Data excerpts
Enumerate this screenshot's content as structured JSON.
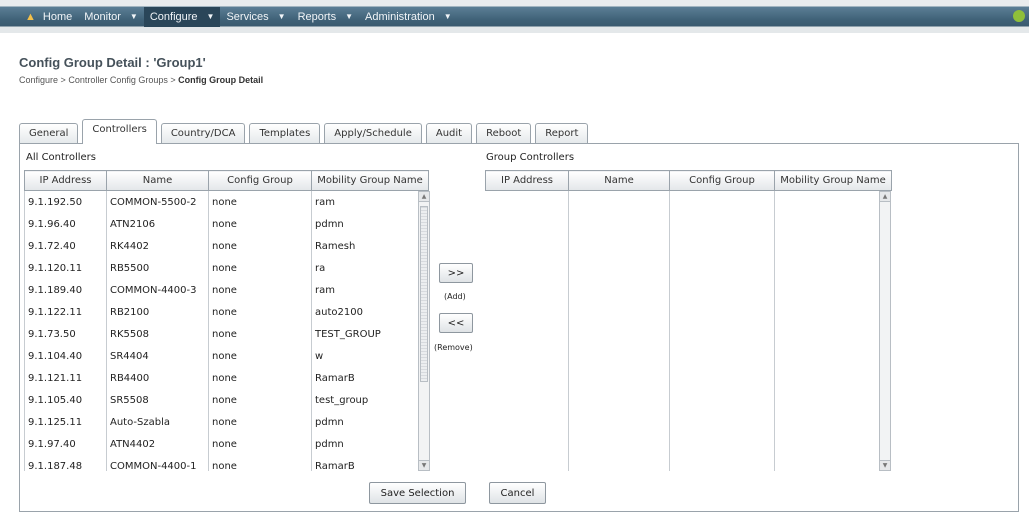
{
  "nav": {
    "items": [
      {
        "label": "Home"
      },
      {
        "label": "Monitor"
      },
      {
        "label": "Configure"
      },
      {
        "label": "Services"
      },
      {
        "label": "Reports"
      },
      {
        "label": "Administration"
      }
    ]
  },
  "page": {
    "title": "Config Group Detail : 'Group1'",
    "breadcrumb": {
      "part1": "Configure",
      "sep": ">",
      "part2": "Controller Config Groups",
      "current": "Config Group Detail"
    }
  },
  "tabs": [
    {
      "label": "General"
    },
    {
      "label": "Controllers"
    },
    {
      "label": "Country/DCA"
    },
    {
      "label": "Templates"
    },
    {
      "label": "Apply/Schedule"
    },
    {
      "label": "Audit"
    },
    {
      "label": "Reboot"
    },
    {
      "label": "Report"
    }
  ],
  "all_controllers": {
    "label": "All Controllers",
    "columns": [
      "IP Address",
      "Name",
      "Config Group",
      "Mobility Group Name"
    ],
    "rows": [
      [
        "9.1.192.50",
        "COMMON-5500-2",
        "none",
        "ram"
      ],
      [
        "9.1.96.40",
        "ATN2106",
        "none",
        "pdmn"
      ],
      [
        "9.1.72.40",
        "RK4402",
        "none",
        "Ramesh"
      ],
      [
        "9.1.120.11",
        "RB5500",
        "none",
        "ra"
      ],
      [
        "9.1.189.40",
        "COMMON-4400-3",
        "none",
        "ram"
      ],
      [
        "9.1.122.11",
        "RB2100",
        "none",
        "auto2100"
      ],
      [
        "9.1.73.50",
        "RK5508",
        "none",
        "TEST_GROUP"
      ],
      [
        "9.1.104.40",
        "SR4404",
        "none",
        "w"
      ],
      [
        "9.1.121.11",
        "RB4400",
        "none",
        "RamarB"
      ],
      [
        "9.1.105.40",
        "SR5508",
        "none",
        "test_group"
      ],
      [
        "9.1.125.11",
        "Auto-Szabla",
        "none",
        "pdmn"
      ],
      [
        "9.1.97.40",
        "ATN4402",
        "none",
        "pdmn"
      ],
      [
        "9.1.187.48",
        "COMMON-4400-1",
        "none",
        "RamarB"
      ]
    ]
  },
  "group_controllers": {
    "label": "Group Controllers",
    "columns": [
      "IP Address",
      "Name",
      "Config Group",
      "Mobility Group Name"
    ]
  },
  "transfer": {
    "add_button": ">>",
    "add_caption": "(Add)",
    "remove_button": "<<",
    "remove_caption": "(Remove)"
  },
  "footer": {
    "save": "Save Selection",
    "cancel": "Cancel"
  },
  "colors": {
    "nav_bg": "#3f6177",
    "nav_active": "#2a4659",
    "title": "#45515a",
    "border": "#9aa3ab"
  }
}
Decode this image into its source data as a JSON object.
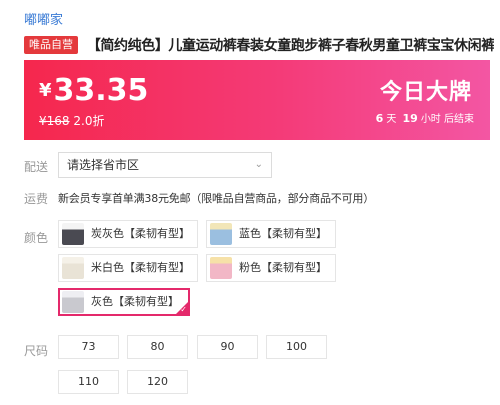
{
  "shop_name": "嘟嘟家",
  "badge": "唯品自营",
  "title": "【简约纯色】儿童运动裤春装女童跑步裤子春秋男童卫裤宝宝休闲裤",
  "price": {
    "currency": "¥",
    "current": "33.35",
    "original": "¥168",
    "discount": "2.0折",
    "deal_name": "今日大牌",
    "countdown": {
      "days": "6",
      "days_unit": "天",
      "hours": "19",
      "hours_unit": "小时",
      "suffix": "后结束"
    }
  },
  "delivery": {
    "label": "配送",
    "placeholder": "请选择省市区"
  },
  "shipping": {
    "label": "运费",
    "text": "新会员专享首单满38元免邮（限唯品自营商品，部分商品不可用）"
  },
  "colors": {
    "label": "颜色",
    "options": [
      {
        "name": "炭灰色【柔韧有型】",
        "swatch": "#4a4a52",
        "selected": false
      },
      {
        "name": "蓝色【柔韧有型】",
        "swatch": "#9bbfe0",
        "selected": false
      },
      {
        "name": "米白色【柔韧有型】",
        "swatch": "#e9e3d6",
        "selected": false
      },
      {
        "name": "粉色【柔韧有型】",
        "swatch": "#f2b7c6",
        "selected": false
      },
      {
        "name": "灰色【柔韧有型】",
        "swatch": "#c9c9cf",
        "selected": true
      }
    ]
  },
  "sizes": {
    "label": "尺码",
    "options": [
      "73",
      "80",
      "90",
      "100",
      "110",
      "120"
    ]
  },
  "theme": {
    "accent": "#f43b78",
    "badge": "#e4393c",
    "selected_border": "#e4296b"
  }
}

- [Task objective] Set each line of the records down exactly, leaving every picture out.

- [Response to the exercise]
Enumerate this screenshot's content as structured JSON.
{
  "nav": {
    "items": [
      {
        "label": "Home"
      },
      {
        "label": "Monitor"
      },
      {
        "label": "Configure"
      },
      {
        "label": "Services"
      },
      {
        "label": "Reports"
      },
      {
        "label": "Administration"
      }
    ]
  },
  "page": {
    "title": "Config Group Detail : 'Group1'",
    "breadcrumb": {
      "part1": "Configure",
      "sep": ">",
      "part2": "Controller Config Groups",
      "current": "Config Group Detail"
    }
  },
  "tabs": [
    {
      "label": "General"
    },
    {
      "label": "Controllers"
    },
    {
      "label": "Country/DCA"
    },
    {
      "label": "Templates"
    },
    {
      "label": "Apply/Schedule"
    },
    {
      "label": "Audit"
    },
    {
      "label": "Reboot"
    },
    {
      "label": "Report"
    }
  ],
  "all_controllers": {
    "label": "All Controllers",
    "columns": [
      "IP Address",
      "Name",
      "Config Group",
      "Mobility Group Name"
    ],
    "rows": [
      [
        "9.1.192.50",
        "COMMON-5500-2",
        "none",
        "ram"
      ],
      [
        "9.1.96.40",
        "ATN2106",
        "none",
        "pdmn"
      ],
      [
        "9.1.72.40",
        "RK4402",
        "none",
        "Ramesh"
      ],
      [
        "9.1.120.11",
        "RB5500",
        "none",
        "ra"
      ],
      [
        "9.1.189.40",
        "COMMON-4400-3",
        "none",
        "ram"
      ],
      [
        "9.1.122.11",
        "RB2100",
        "none",
        "auto2100"
      ],
      [
        "9.1.73.50",
        "RK5508",
        "none",
        "TEST_GROUP"
      ],
      [
        "9.1.104.40",
        "SR4404",
        "none",
        "w"
      ],
      [
        "9.1.121.11",
        "RB4400",
        "none",
        "RamarB"
      ],
      [
        "9.1.105.40",
        "SR5508",
        "none",
        "test_group"
      ],
      [
        "9.1.125.11",
        "Auto-Szabla",
        "none",
        "pdmn"
      ],
      [
        "9.1.97.40",
        "ATN4402",
        "none",
        "pdmn"
      ],
      [
        "9.1.187.48",
        "COMMON-4400-1",
        "none",
        "RamarB"
      ]
    ]
  },
  "group_controllers": {
    "label": "Group Controllers",
    "columns": [
      "IP Address",
      "Name",
      "Config Group",
      "Mobility Group Name"
    ]
  },
  "transfer": {
    "add_button": ">>",
    "add_caption": "(Add)",
    "remove_button": "<<",
    "remove_caption": "(Remove)"
  },
  "footer": {
    "save": "Save Selection",
    "cancel": "Cancel"
  },
  "colors": {
    "nav_bg": "#3f6177",
    "nav_active": "#2a4659",
    "title": "#45515a",
    "border": "#9aa3ab"
  }
}
Decode this image into its source data as a JSON object.
{
  "shop_name": "嘟嘟家",
  "badge": "唯品自营",
  "title": "【简约纯色】儿童运动裤春装女童跑步裤子春秋男童卫裤宝宝休闲裤",
  "price": {
    "currency": "¥",
    "current": "33.35",
    "original": "¥168",
    "discount": "2.0折",
    "deal_name": "今日大牌",
    "countdown": {
      "days": "6",
      "days_unit": "天",
      "hours": "19",
      "hours_unit": "小时",
      "suffix": "后结束"
    }
  },
  "delivery": {
    "label": "配送",
    "placeholder": "请选择省市区"
  },
  "shipping": {
    "label": "运费",
    "text": "新会员专享首单满38元免邮（限唯品自营商品，部分商品不可用）"
  },
  "colors": {
    "label": "颜色",
    "options": [
      {
        "name": "炭灰色【柔韧有型】",
        "swatch": "#4a4a52",
        "selected": false
      },
      {
        "name": "蓝色【柔韧有型】",
        "swatch": "#9bbfe0",
        "selected": false
      },
      {
        "name": "米白色【柔韧有型】",
        "swatch": "#e9e3d6",
        "selected": false
      },
      {
        "name": "粉色【柔韧有型】",
        "swatch": "#f2b7c6",
        "selected": false
      },
      {
        "name": "灰色【柔韧有型】",
        "swatch": "#c9c9cf",
        "selected": true
      }
    ]
  },
  "sizes": {
    "label": "尺码",
    "options": [
      "73",
      "80",
      "90",
      "100",
      "110",
      "120"
    ]
  },
  "theme": {
    "accent": "#f43b78",
    "badge": "#e4393c",
    "selected_border": "#e4296b"
  }
}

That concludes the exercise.